WHAT YOU SHOULD DO: Give the material once more, word for word, without any images.

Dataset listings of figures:
********
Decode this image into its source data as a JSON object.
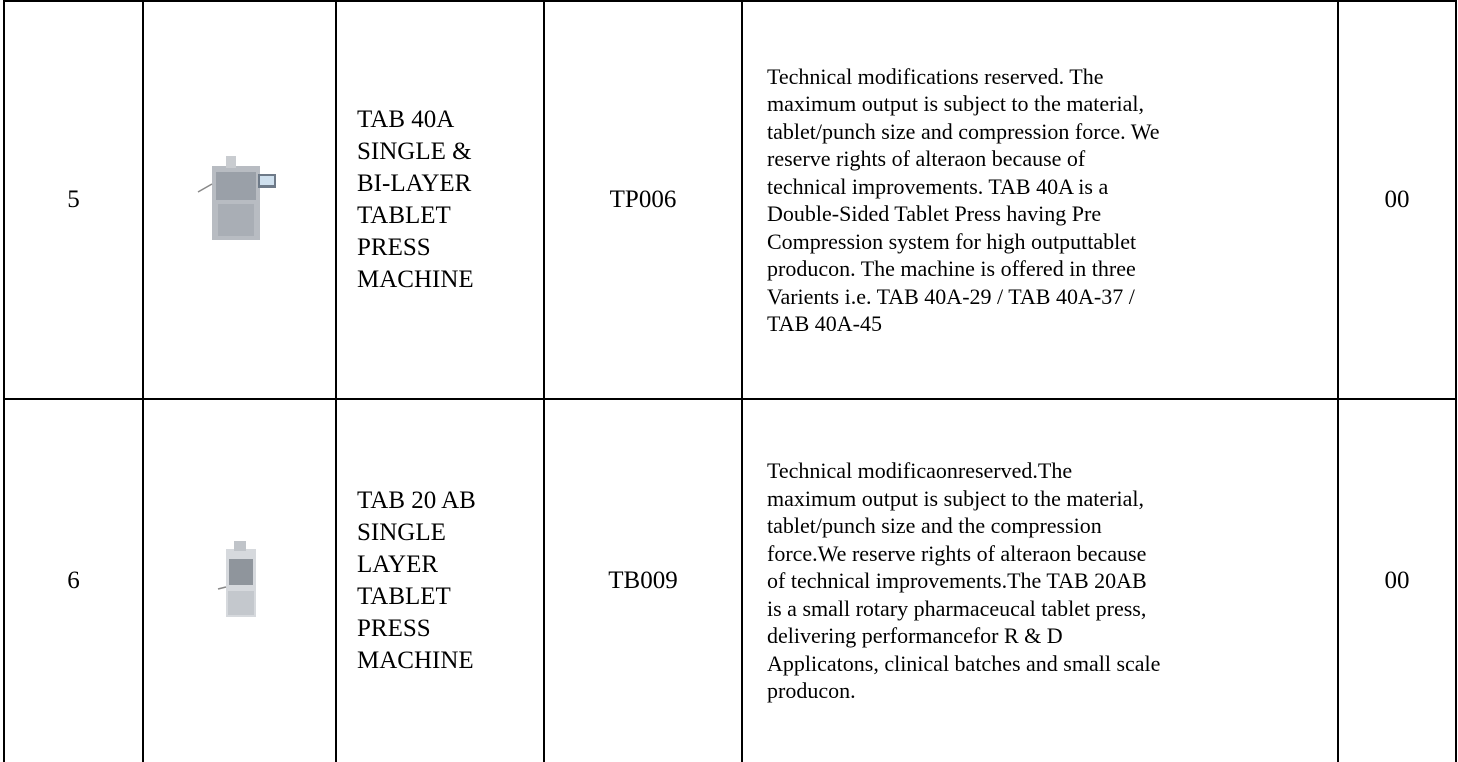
{
  "table": {
    "rows": [
      {
        "no": "5",
        "name": [
          "TAB 40A",
          "SINGLE &",
          "BI-LAYER",
          "TABLET",
          "PRESS",
          "MACHINE"
        ],
        "code": "TP006",
        "description": [
          "Technical modifications reserved. The",
          "maximum output is subject to the material,",
          "tablet/punch size and compression force. We",
          "reserve rights of alteraon because of",
          "technical improvements. TAB 40A is a",
          "Double-Sided Tablet Press having Pre",
          "Compression system for high outputtablet",
          "producon. The machine is offered in three",
          "Varients i.e. TAB 40A-29 / TAB 40A-37 /",
          "TAB 40A-45"
        ],
        "qty": "00"
      },
      {
        "no": "6",
        "name": [
          "TAB 20 AB",
          "SINGLE",
          "LAYER",
          "TABLET",
          "PRESS",
          "MACHINE"
        ],
        "code": "TB009",
        "description": [
          "Technical modificaonreserved.The",
          "maximum output is subject to the material,",
          "tablet/punch size and the compression",
          "force.We reserve rights of alteraon because",
          "of technical improvements.The TAB 20AB",
          "is a small rotary pharmaceucal tablet press,",
          "delivering performancefor R & D",
          "Applicatons, clinical batches and small scale",
          "producon."
        ],
        "qty": "00"
      }
    ]
  }
}
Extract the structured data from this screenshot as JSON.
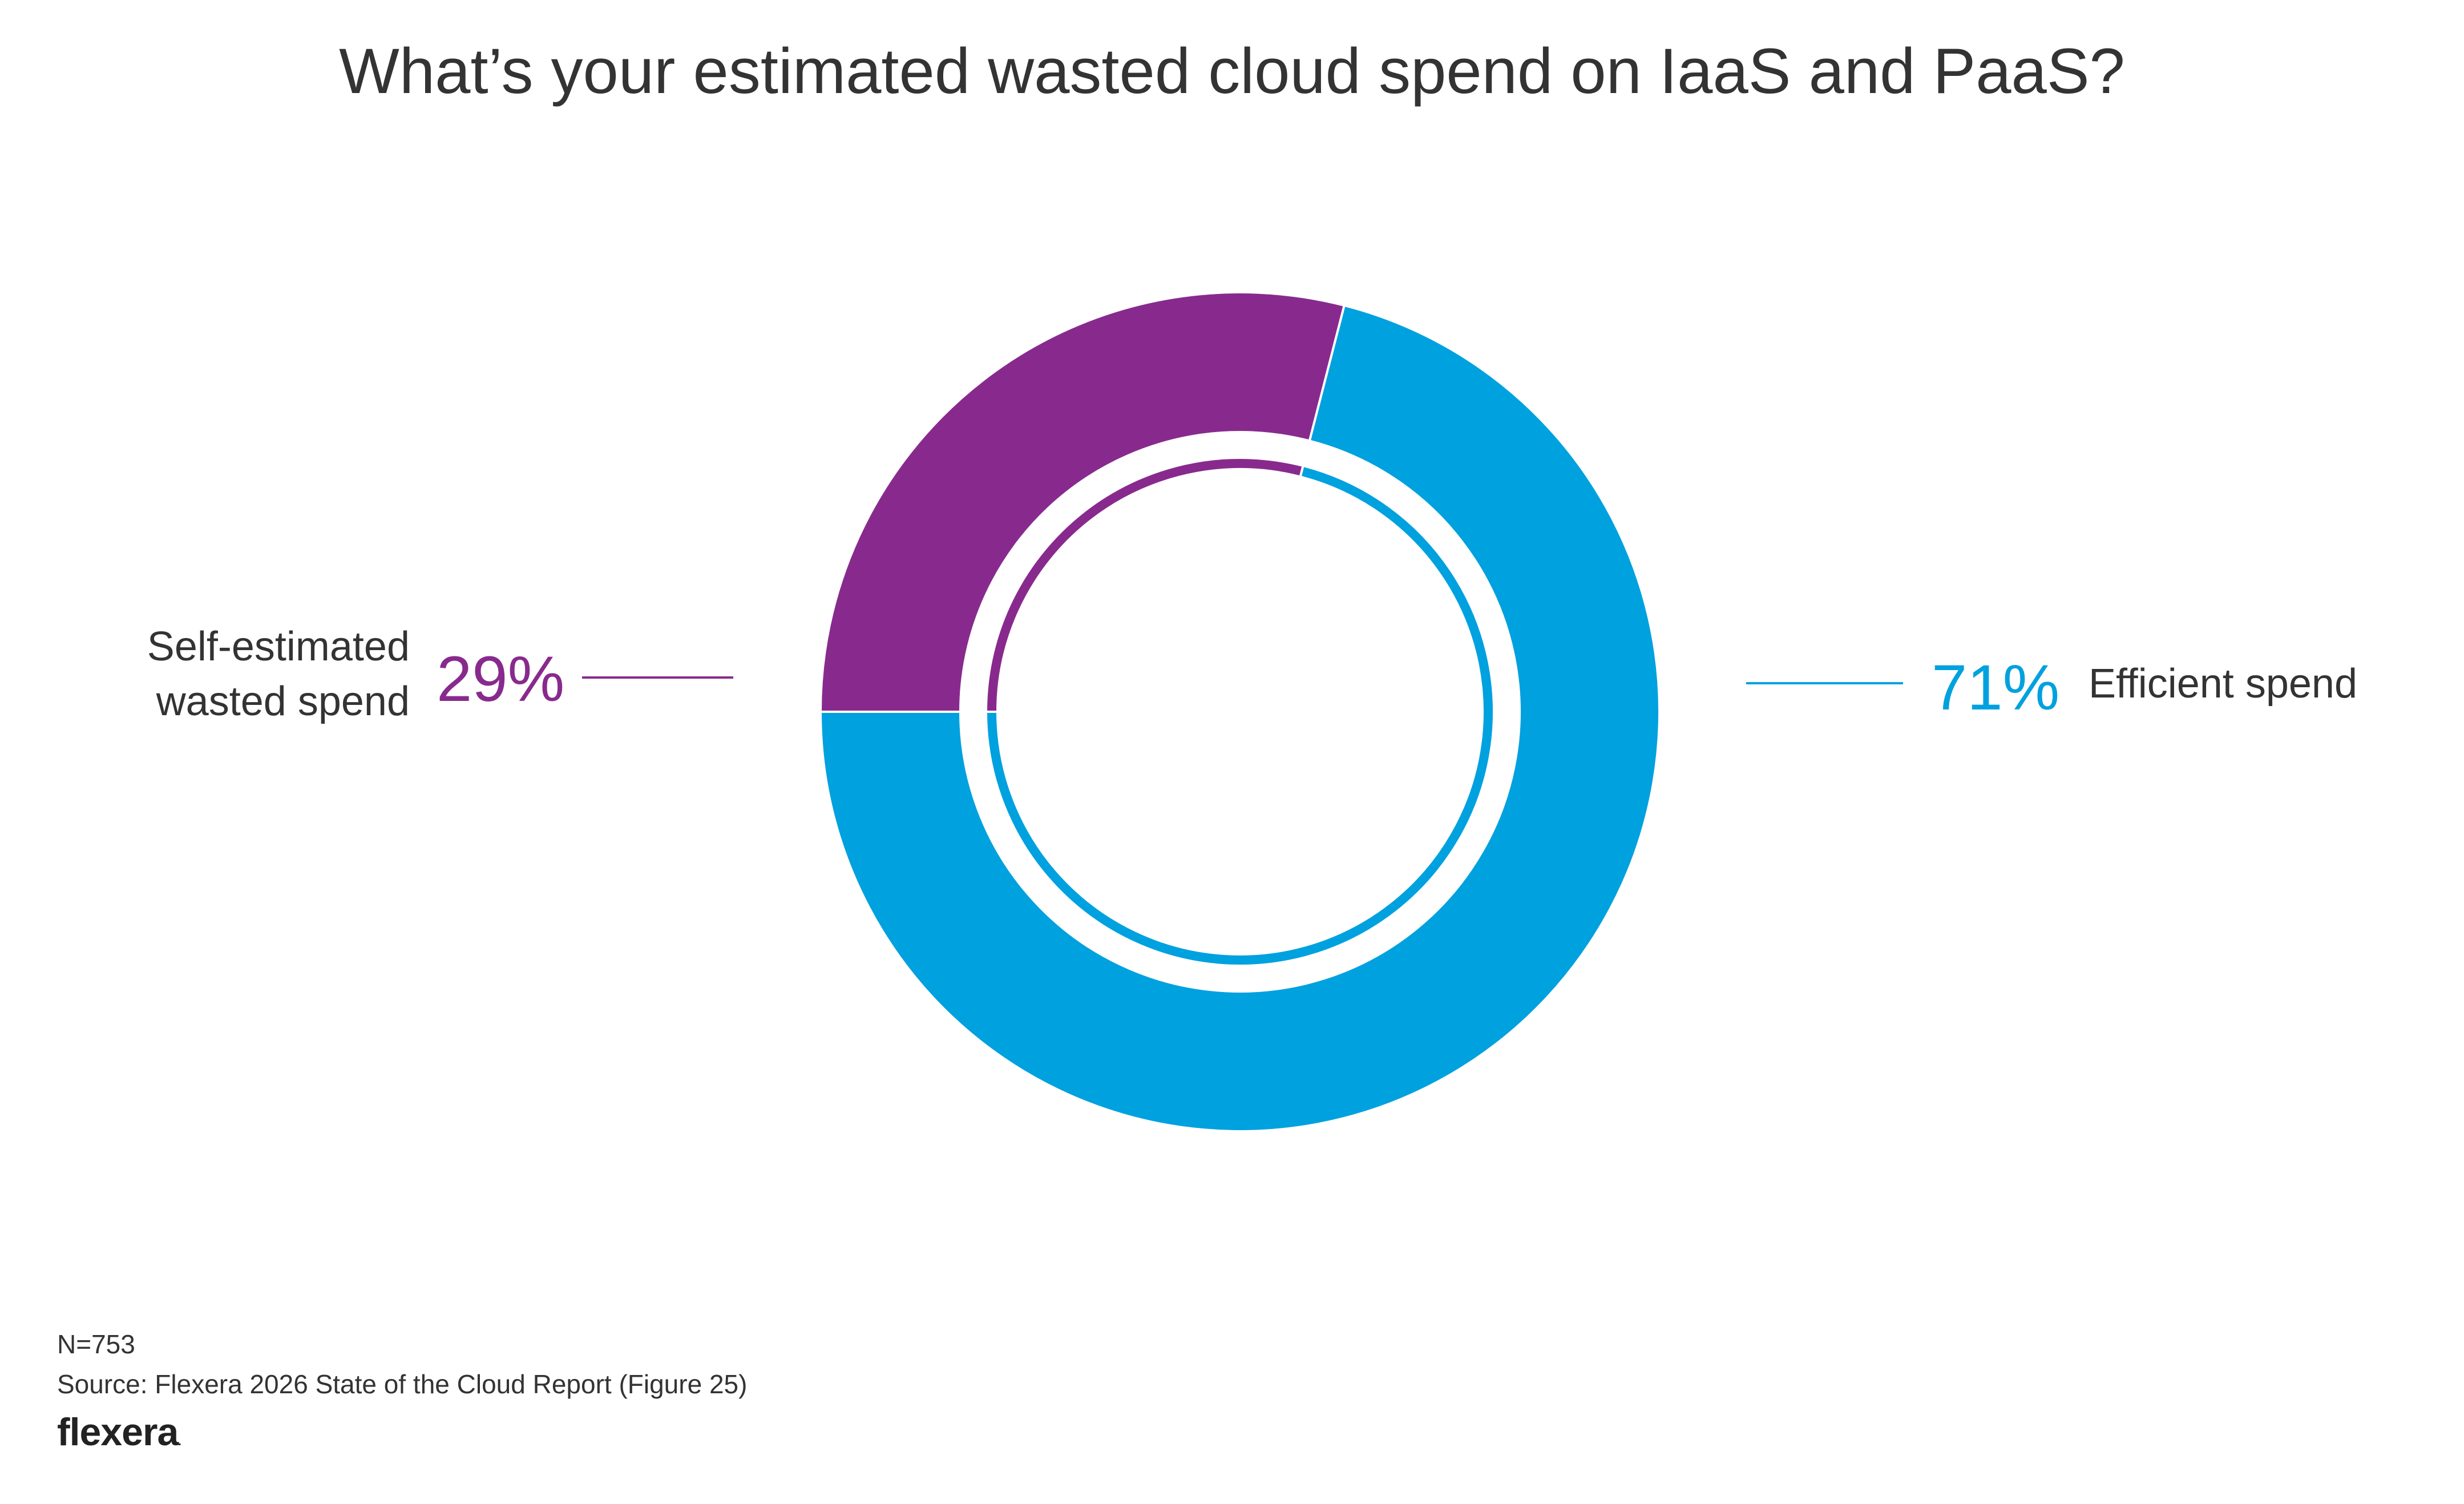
{
  "chart_data": {
    "type": "pie",
    "variant": "donut",
    "title": "What’s your estimated wasted cloud spend on IaaS and PaaS?",
    "series": [
      {
        "name": "Self-estimated wasted spend",
        "value": 29,
        "label": "29%",
        "color": "#882a8d",
        "legend_lines": [
          "Self-estimated",
          "wasted spend"
        ]
      },
      {
        "name": "Efficient spend",
        "value": 71,
        "label": "71%",
        "color": "#00a1df"
      }
    ],
    "legend": "none"
  },
  "footer": {
    "n": "N=753",
    "source": "Source: Flexera 2026 State of the Cloud Report (Figure 25)",
    "logo_text": "flexera",
    "logo_dot": "."
  }
}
********
TASK ANSWER:
Decode this image into its source data as a JSON object.
{
  "table": {
    "rows": [
      {
        "no": "5",
        "name": [
          "TAB 40A",
          "SINGLE &",
          "BI-LAYER",
          "TABLET",
          "PRESS",
          "MACHINE"
        ],
        "code": "TP006",
        "description": [
          "Technical modifications reserved. The",
          "maximum output is subject to the material,",
          "tablet/punch size and compression force. We",
          "reserve rights of alteraon because of",
          "technical improvements. TAB 40A is a",
          "Double-Sided Tablet Press having Pre",
          "Compression system for high outputtablet",
          "producon. The machine is offered in three",
          "Varients i.e. TAB 40A-29 / TAB 40A-37 /",
          "TAB 40A-45"
        ],
        "qty": "00"
      },
      {
        "no": "6",
        "name": [
          "TAB 20 AB",
          "SINGLE",
          "LAYER",
          "TABLET",
          "PRESS",
          "MACHINE"
        ],
        "code": "TB009",
        "description": [
          "Technical modificaonreserved.The",
          "maximum output is subject to the material,",
          "tablet/punch size and the compression",
          "force.We reserve rights of alteraon because",
          "of technical improvements.The TAB 20AB",
          "is a small rotary pharmaceucal tablet press,",
          "delivering performancefor R & D",
          "Applicatons, clinical batches and small scale",
          "producon."
        ],
        "qty": "00"
      }
    ]
  }
}
Extract the structured data from this screenshot as JSON.
{
  "chart_data": {
    "type": "pie",
    "variant": "donut",
    "title": "What’s your estimated wasted cloud spend on IaaS and PaaS?",
    "series": [
      {
        "name": "Self-estimated wasted spend",
        "value": 29,
        "label": "29%",
        "color": "#882a8d",
        "legend_lines": [
          "Self-estimated",
          "wasted spend"
        ]
      },
      {
        "name": "Efficient spend",
        "value": 71,
        "label": "71%",
        "color": "#00a1df"
      }
    ],
    "legend": "none"
  },
  "footer": {
    "n": "N=753",
    "source": "Source: Flexera 2026 State of the Cloud Report (Figure 25)",
    "logo_text": "flexera",
    "logo_dot": "."
  }
}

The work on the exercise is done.